REQUIREMENTS =>
Examine each line of the data. Copy those that contain the string "text".

EXCERPTED DATA =>
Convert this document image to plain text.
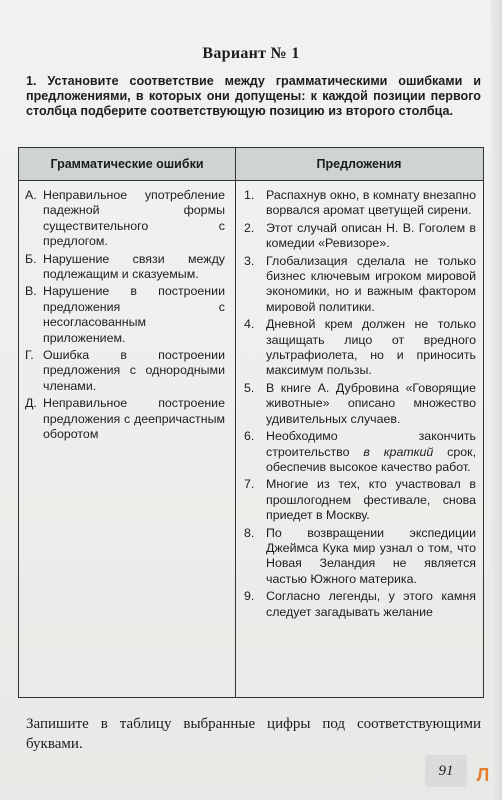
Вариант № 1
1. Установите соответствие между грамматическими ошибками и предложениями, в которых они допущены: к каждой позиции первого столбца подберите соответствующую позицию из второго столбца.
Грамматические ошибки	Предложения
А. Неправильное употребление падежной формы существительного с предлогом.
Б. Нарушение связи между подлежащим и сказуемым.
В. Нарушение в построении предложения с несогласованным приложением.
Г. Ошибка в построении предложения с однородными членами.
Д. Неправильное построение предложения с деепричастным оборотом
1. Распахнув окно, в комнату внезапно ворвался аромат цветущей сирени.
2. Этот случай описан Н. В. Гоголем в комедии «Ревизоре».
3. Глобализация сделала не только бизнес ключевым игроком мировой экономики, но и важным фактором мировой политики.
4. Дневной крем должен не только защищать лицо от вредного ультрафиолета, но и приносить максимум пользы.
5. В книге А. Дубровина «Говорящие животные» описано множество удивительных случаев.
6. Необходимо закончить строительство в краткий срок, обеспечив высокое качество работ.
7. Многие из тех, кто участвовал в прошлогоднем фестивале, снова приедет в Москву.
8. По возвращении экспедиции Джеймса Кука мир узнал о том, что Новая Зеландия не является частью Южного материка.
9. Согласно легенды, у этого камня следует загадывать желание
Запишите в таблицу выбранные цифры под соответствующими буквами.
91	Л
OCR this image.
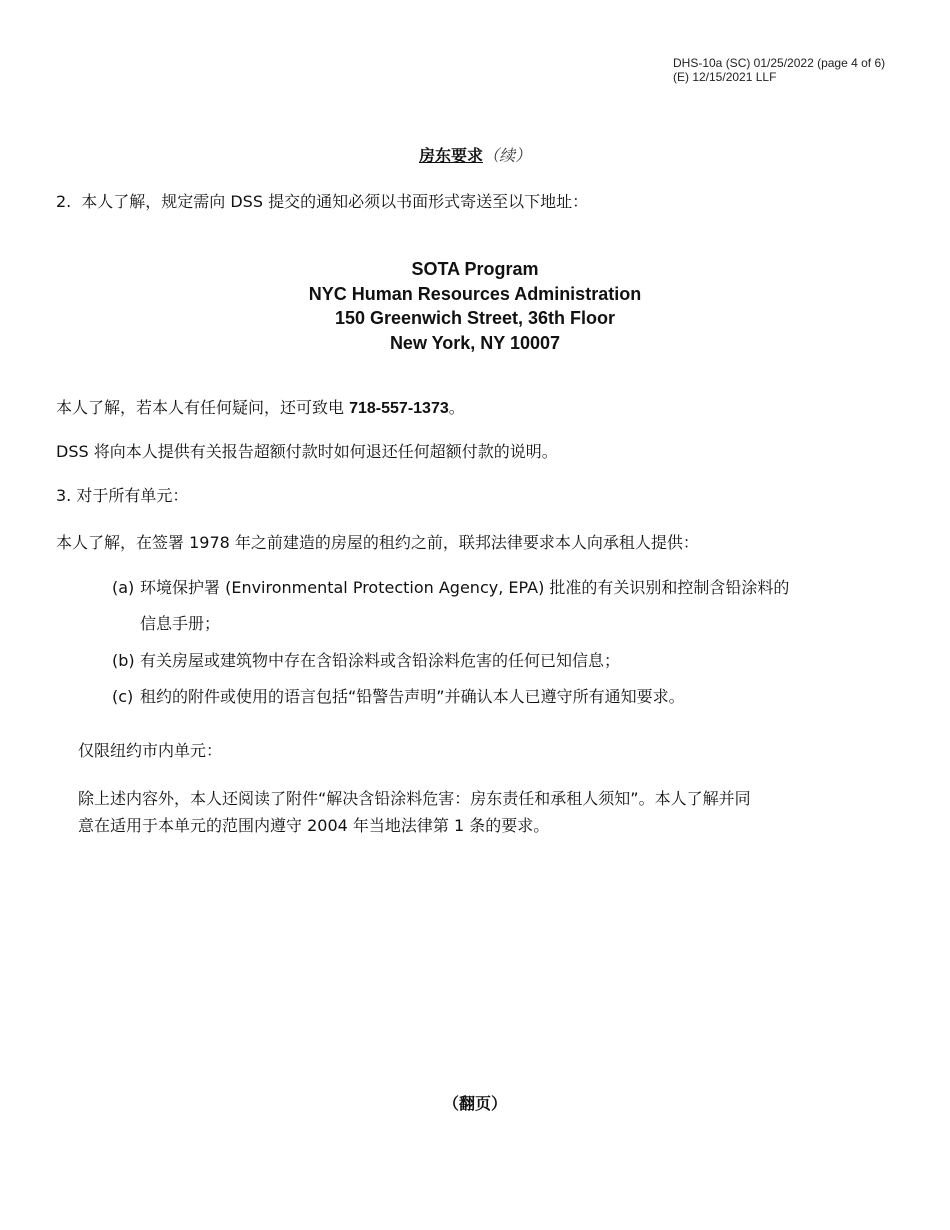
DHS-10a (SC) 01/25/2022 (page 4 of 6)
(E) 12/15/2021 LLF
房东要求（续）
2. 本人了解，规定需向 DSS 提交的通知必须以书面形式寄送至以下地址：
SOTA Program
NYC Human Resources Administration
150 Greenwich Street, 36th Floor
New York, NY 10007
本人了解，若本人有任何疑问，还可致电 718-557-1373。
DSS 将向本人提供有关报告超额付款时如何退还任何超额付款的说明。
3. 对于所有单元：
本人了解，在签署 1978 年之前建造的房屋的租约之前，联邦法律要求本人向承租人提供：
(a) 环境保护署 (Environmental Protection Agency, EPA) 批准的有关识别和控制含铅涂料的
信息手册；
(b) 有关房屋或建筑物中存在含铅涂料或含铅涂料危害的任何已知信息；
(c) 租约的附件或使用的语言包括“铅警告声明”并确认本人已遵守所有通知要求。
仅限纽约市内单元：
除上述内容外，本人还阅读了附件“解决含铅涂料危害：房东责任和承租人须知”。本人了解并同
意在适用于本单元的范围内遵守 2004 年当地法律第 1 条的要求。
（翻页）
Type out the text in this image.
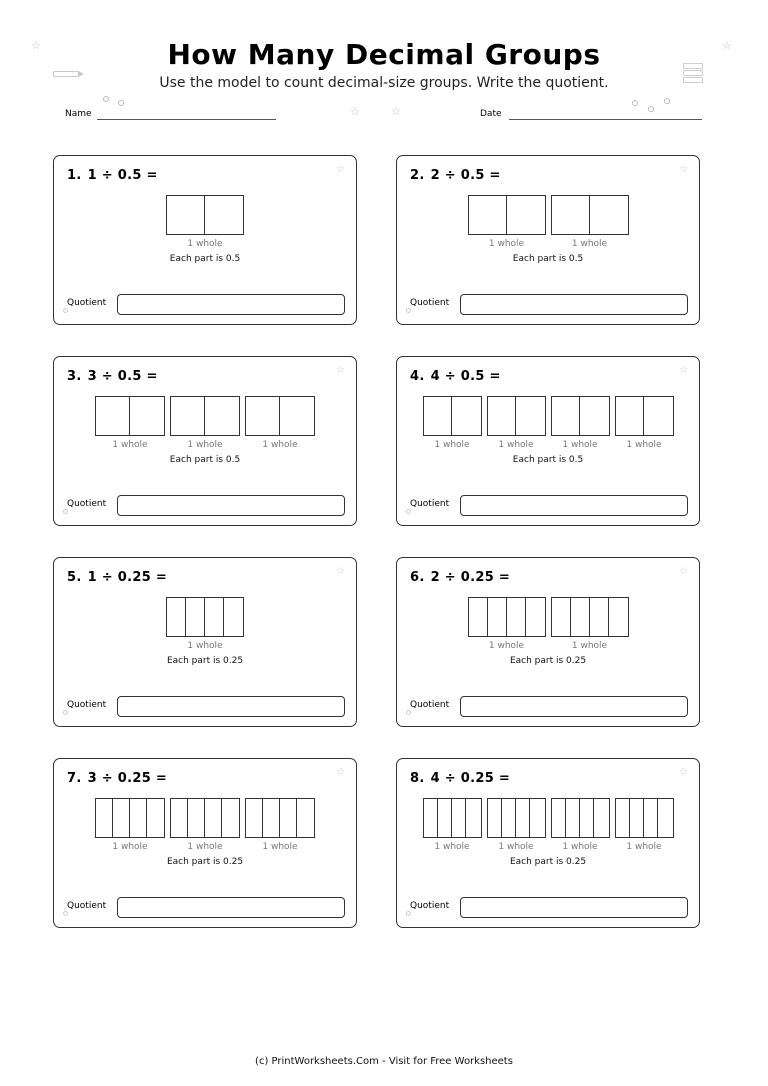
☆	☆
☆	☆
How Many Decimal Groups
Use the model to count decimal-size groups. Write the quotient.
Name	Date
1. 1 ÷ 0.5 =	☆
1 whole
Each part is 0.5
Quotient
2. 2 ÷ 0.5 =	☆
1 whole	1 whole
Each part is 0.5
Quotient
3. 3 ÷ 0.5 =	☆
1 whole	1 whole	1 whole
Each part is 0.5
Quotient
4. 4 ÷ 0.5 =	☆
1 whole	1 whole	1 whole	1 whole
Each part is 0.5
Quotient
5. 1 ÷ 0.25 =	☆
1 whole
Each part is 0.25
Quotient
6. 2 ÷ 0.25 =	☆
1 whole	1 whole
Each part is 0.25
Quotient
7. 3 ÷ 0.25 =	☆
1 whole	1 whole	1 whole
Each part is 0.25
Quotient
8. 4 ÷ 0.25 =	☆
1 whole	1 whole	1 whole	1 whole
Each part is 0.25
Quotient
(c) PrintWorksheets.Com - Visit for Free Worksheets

---

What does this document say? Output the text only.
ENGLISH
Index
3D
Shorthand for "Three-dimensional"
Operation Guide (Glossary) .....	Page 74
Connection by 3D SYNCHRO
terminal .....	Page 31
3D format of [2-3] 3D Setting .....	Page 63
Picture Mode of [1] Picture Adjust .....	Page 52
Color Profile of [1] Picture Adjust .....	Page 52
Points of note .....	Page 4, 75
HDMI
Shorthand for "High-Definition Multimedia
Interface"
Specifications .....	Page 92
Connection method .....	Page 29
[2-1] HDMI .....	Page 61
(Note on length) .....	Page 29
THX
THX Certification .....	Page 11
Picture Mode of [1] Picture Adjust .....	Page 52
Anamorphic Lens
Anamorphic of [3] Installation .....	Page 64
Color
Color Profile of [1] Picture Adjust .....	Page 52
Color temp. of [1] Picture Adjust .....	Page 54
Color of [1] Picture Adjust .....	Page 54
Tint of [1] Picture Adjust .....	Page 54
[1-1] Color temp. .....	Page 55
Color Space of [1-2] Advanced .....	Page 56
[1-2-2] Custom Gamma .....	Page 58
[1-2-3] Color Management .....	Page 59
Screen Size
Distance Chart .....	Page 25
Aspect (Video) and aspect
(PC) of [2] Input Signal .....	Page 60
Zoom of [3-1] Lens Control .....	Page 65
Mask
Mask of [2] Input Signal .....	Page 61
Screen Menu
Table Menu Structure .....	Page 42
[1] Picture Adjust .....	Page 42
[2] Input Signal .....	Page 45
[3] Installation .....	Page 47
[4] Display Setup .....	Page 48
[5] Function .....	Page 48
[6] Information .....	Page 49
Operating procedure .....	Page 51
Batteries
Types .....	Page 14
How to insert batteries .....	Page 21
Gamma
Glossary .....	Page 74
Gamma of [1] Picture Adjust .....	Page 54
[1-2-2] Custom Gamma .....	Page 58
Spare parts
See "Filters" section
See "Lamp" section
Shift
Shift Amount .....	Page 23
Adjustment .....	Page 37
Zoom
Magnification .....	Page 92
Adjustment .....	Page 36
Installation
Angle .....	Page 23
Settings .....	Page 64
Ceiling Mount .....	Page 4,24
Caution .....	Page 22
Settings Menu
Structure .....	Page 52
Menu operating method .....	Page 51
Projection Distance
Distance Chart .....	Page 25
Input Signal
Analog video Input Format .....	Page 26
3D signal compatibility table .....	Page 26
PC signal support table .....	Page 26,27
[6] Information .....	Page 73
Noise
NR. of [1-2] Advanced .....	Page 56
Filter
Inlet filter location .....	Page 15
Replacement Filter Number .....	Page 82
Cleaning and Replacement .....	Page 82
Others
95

ANSWER TO THE TASK =>
Convert this document image to plain text.
Type out the text in this image.
What does this document say? Output the text only.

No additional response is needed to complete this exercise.